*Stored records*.
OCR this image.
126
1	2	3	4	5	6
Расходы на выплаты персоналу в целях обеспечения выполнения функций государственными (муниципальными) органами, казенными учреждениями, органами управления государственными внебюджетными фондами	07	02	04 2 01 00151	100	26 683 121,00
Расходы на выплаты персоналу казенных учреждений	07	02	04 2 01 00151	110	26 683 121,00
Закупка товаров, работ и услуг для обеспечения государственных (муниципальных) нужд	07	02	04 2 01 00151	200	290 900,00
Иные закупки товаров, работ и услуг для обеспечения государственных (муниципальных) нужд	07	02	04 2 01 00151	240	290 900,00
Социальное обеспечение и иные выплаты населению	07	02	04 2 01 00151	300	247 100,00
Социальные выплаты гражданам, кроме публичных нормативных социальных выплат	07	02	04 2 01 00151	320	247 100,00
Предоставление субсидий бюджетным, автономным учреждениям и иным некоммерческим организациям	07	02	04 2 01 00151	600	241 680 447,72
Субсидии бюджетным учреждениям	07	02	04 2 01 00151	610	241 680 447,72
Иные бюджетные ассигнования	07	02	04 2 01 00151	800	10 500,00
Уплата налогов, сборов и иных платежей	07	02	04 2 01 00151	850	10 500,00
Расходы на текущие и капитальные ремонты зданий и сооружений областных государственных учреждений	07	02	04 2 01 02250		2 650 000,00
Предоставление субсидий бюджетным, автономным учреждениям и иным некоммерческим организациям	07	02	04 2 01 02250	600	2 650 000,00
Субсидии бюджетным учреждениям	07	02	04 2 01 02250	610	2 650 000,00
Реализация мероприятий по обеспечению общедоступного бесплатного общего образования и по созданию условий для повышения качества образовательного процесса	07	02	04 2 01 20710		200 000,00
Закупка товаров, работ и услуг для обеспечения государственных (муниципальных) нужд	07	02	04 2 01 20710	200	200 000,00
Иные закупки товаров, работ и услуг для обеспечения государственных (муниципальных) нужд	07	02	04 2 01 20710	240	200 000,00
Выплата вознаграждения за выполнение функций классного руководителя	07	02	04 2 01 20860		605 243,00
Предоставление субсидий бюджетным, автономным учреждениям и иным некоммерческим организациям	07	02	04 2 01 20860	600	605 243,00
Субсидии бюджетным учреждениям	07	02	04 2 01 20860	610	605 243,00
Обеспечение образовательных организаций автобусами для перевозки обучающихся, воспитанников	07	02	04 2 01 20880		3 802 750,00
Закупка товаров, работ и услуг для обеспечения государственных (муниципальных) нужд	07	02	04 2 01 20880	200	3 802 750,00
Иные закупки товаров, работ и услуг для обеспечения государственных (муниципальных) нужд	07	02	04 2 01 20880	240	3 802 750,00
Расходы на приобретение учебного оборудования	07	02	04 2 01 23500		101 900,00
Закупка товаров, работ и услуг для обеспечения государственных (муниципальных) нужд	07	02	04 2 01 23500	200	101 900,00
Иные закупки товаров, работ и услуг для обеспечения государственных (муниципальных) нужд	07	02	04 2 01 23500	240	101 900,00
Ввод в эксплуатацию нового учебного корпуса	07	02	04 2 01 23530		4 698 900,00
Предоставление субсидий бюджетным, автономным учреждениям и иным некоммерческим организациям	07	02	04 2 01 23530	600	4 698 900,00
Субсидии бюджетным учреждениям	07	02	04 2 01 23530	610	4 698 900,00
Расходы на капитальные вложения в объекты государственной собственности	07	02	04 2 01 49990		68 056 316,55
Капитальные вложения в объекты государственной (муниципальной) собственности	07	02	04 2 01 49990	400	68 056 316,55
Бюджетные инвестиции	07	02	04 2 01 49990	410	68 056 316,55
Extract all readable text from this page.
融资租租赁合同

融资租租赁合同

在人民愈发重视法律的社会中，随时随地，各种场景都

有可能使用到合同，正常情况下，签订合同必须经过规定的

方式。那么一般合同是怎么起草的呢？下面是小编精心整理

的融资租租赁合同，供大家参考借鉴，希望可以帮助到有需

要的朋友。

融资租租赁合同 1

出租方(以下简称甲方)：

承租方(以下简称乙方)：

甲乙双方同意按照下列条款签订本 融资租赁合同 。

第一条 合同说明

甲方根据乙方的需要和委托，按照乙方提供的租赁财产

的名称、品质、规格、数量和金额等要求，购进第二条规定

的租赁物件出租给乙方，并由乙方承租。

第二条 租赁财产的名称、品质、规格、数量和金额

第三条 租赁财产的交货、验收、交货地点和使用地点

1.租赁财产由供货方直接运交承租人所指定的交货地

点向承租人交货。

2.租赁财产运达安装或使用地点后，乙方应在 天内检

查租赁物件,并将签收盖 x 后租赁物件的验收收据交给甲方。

*What you have to do*.
Pull out all lines in the data above that include "вложения".

*Exercise result*.
Расходы на капитальные вложения в объекты государственной собственности	07	02	04 2 01 49990		68 056 316,55
Капитальные вложения в объекты государственной (муниципальной) собственности	07	02	04 2 01 49990	400	68 056 316,55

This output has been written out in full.